==== SUPPLIED ENTRIES

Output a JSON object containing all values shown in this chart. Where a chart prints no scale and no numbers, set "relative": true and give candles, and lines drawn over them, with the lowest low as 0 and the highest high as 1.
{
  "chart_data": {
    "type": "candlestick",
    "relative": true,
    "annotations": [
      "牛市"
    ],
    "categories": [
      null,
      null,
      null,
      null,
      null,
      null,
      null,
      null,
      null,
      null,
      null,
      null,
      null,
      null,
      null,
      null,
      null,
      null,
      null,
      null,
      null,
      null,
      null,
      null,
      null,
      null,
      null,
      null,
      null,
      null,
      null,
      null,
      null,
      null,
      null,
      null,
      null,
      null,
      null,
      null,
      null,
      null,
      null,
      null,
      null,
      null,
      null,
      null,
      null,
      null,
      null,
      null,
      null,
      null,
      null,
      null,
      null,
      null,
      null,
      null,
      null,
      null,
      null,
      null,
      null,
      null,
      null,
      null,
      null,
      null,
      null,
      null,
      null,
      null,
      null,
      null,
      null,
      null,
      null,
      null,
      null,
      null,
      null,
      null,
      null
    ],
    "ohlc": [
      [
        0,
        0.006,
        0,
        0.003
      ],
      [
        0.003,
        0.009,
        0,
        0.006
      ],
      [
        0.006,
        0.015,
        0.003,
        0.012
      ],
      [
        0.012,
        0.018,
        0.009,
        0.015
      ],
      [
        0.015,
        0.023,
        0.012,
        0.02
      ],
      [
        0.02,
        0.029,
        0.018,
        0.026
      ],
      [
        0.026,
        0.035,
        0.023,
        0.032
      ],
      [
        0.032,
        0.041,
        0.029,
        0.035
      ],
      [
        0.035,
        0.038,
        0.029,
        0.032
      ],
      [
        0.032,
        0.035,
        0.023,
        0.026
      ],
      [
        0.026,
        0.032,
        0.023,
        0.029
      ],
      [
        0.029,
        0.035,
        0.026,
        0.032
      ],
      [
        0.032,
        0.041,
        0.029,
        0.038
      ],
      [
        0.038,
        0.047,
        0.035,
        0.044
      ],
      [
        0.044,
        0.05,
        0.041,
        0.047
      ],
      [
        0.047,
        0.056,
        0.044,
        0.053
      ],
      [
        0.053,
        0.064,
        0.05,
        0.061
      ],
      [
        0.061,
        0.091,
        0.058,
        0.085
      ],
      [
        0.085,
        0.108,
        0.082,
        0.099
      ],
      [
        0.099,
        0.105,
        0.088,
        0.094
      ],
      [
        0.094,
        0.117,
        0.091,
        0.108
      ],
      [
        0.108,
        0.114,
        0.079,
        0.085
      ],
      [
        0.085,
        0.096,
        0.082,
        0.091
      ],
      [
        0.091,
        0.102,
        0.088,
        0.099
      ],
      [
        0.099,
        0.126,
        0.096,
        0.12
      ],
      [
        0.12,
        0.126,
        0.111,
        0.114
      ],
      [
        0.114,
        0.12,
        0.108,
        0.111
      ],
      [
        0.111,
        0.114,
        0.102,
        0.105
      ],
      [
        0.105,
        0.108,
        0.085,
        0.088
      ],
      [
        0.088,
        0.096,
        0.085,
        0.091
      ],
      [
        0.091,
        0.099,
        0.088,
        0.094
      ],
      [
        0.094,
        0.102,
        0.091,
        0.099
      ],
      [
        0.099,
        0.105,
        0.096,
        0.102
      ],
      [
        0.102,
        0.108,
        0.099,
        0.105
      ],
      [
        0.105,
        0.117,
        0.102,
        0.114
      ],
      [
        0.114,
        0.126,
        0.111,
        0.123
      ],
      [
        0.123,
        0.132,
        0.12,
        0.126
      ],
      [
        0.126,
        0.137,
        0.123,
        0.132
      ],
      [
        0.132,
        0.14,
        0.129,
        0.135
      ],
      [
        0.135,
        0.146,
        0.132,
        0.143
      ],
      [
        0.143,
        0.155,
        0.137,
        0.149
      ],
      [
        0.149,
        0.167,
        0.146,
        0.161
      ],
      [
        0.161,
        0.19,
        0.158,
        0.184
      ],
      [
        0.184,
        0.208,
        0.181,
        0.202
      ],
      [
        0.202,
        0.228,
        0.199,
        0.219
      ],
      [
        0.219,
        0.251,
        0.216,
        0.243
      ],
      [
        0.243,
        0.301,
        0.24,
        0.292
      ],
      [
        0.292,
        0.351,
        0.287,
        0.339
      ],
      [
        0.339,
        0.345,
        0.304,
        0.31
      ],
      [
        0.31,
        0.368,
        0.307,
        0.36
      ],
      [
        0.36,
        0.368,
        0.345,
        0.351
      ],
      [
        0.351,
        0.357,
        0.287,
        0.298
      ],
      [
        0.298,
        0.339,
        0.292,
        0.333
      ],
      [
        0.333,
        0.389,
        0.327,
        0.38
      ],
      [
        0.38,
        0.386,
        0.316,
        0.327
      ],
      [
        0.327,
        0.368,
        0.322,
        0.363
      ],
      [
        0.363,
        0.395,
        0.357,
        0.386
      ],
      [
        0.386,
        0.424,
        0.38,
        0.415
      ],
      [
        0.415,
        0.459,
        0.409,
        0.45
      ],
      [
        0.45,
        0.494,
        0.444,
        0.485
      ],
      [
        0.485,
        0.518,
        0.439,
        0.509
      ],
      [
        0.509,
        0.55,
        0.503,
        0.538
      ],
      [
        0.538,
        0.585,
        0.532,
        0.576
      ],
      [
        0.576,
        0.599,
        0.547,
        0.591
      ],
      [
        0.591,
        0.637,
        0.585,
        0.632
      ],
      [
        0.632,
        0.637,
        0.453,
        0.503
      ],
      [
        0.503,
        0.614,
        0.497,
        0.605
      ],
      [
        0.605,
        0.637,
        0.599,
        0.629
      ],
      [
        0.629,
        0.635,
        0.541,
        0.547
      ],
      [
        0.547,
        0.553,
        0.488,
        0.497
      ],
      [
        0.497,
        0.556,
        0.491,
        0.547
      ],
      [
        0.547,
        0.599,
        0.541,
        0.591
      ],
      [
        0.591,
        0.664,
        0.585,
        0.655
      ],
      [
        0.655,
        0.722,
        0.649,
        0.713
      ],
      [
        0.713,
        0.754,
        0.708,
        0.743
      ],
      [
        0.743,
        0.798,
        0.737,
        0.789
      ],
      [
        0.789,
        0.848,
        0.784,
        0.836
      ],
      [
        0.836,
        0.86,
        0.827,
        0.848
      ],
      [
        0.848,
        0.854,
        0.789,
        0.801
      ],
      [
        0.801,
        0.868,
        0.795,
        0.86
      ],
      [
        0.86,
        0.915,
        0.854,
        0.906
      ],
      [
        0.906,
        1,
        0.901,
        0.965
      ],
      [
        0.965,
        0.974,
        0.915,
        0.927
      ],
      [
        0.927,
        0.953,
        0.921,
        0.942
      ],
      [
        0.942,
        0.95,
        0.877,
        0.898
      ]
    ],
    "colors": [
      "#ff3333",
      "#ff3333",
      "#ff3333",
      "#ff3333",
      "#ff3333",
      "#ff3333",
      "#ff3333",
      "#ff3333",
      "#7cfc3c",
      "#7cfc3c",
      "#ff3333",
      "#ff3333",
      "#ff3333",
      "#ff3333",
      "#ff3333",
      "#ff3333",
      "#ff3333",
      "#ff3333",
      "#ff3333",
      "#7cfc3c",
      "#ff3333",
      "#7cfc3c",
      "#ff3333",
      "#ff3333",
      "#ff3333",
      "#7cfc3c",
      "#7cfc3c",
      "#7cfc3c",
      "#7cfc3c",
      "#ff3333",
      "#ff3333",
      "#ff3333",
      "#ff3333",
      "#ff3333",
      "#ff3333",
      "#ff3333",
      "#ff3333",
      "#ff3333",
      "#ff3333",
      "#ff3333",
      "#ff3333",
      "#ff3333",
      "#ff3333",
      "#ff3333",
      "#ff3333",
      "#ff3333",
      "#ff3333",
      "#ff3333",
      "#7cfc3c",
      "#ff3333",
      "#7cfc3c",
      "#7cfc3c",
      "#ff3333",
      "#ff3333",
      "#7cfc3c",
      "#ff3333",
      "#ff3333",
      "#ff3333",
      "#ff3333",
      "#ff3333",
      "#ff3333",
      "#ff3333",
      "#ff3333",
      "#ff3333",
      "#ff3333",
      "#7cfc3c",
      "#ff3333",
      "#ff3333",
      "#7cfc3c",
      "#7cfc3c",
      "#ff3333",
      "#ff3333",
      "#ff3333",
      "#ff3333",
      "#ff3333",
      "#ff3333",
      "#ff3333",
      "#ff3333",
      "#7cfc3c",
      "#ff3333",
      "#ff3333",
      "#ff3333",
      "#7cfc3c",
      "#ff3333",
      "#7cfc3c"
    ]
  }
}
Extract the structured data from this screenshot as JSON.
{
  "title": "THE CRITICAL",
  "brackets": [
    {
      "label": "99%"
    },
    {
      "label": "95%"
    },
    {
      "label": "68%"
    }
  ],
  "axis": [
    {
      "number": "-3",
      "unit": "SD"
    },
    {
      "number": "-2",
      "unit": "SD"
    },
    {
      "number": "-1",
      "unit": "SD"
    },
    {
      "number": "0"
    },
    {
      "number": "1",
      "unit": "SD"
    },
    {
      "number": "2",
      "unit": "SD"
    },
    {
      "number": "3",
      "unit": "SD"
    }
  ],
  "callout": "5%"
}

========

> [WORK REQUIRED]: Copy out each line in the preceding records that contains "JSON".

> [FINAL RESULT]:
Output a JSON object containing all values shown in this chart. Where a chart prints no scale and no numbers, set "relative": true and give candles, and lines drawn over them, with the lowest low as 0 and the highest high as 1.
Extract the structured data from this screenshot as JSON.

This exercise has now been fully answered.